## What to produce
Filter these entries so that only lines with the word "требуется" remain.

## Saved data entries
........

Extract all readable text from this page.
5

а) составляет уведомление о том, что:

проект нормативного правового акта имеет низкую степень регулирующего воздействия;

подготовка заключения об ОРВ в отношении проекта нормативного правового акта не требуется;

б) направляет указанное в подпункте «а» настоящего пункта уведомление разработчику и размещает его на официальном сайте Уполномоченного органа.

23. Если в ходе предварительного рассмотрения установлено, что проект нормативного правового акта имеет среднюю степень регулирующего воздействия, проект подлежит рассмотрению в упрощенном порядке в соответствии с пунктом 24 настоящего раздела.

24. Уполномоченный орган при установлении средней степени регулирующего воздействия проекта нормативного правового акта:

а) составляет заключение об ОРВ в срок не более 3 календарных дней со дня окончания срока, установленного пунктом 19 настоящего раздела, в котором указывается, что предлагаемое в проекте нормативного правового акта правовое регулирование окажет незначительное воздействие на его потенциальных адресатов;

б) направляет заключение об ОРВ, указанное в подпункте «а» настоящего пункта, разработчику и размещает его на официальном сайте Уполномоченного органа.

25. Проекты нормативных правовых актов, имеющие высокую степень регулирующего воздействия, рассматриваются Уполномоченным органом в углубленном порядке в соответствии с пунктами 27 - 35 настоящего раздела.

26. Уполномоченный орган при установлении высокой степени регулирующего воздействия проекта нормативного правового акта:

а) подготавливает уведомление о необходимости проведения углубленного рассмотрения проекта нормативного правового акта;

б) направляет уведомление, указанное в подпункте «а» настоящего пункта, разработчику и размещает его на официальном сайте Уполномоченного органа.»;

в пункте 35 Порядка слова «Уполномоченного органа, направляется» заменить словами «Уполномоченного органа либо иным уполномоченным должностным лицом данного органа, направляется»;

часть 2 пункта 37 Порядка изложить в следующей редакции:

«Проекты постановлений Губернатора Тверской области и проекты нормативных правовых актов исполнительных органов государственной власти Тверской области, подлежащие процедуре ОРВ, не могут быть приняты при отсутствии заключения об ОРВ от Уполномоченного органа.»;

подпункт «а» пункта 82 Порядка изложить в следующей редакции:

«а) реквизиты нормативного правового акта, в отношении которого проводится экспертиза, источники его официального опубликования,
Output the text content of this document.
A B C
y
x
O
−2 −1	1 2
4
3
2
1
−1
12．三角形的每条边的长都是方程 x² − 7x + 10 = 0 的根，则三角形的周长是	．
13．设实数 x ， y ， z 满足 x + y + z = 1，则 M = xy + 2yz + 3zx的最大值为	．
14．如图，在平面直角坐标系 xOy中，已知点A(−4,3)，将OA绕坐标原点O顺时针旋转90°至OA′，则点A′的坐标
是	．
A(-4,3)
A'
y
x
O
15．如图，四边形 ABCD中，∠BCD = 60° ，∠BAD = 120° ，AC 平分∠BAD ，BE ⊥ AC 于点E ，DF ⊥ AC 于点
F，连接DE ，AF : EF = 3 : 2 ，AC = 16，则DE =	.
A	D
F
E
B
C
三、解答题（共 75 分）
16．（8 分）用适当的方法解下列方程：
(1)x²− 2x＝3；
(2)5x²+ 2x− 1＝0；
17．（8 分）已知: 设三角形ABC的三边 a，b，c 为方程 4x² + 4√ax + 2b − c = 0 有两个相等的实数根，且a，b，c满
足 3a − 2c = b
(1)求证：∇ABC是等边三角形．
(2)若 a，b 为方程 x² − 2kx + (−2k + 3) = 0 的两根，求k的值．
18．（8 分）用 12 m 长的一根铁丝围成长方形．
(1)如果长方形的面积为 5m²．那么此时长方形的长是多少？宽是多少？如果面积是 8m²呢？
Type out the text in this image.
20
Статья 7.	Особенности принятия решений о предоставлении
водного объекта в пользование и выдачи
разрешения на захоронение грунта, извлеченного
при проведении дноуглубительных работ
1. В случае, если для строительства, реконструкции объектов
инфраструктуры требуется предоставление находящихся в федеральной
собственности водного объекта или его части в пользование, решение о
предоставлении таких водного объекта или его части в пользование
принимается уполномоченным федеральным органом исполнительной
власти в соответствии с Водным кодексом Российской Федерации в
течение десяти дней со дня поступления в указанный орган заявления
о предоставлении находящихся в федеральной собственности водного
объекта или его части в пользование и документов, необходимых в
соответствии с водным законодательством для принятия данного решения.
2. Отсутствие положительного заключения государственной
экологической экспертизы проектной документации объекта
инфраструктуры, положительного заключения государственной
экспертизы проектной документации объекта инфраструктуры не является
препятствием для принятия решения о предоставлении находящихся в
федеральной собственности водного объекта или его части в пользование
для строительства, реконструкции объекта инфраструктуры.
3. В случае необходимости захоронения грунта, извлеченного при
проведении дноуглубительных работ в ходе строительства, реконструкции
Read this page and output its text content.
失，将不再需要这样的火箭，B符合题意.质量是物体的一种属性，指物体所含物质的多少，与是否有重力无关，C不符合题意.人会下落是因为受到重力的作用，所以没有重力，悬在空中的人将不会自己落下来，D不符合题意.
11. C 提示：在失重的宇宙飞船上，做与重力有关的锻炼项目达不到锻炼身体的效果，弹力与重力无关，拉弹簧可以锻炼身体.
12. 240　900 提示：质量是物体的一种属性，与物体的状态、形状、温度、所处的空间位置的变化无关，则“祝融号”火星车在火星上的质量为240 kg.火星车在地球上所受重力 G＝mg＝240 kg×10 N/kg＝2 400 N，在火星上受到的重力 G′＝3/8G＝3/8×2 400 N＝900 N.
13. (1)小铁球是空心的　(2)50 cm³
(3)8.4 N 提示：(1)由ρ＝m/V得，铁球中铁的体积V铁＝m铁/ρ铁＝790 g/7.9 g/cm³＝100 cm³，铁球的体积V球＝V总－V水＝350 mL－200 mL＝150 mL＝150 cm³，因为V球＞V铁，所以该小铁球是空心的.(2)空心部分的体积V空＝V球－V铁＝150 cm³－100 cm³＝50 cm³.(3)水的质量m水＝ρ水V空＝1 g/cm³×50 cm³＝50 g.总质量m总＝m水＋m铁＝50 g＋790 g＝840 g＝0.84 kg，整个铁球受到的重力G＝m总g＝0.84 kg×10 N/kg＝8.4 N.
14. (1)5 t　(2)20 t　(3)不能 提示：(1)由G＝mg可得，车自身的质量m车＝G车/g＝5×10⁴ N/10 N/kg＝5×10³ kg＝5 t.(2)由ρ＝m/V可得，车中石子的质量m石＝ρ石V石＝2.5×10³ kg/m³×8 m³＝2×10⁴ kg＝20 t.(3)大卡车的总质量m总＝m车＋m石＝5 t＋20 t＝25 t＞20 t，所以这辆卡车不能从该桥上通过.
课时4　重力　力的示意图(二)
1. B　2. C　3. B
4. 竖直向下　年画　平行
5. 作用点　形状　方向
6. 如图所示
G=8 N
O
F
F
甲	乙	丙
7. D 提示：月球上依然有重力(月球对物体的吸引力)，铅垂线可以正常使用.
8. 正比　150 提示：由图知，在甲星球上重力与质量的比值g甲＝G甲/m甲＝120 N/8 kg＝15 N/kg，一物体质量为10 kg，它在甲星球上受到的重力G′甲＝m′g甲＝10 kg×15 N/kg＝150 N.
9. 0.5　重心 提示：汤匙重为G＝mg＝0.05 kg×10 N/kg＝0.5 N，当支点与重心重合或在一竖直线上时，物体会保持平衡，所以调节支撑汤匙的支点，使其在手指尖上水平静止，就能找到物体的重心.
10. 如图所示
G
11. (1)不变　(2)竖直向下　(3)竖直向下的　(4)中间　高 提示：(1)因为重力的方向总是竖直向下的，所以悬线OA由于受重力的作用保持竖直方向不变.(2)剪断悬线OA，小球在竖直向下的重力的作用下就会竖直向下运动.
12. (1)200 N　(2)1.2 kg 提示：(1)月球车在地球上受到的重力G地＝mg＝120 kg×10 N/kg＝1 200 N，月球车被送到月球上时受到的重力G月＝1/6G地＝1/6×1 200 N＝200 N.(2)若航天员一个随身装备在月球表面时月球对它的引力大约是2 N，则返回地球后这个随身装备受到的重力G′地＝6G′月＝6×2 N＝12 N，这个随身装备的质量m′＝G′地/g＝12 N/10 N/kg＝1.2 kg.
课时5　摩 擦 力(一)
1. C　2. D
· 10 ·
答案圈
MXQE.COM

........

## Problem solution
подготовка заключения об ОРВ в отношении проекта нормативного правового акта не требуется;
инфраструктуры требуется предоставление находящихся в федеральной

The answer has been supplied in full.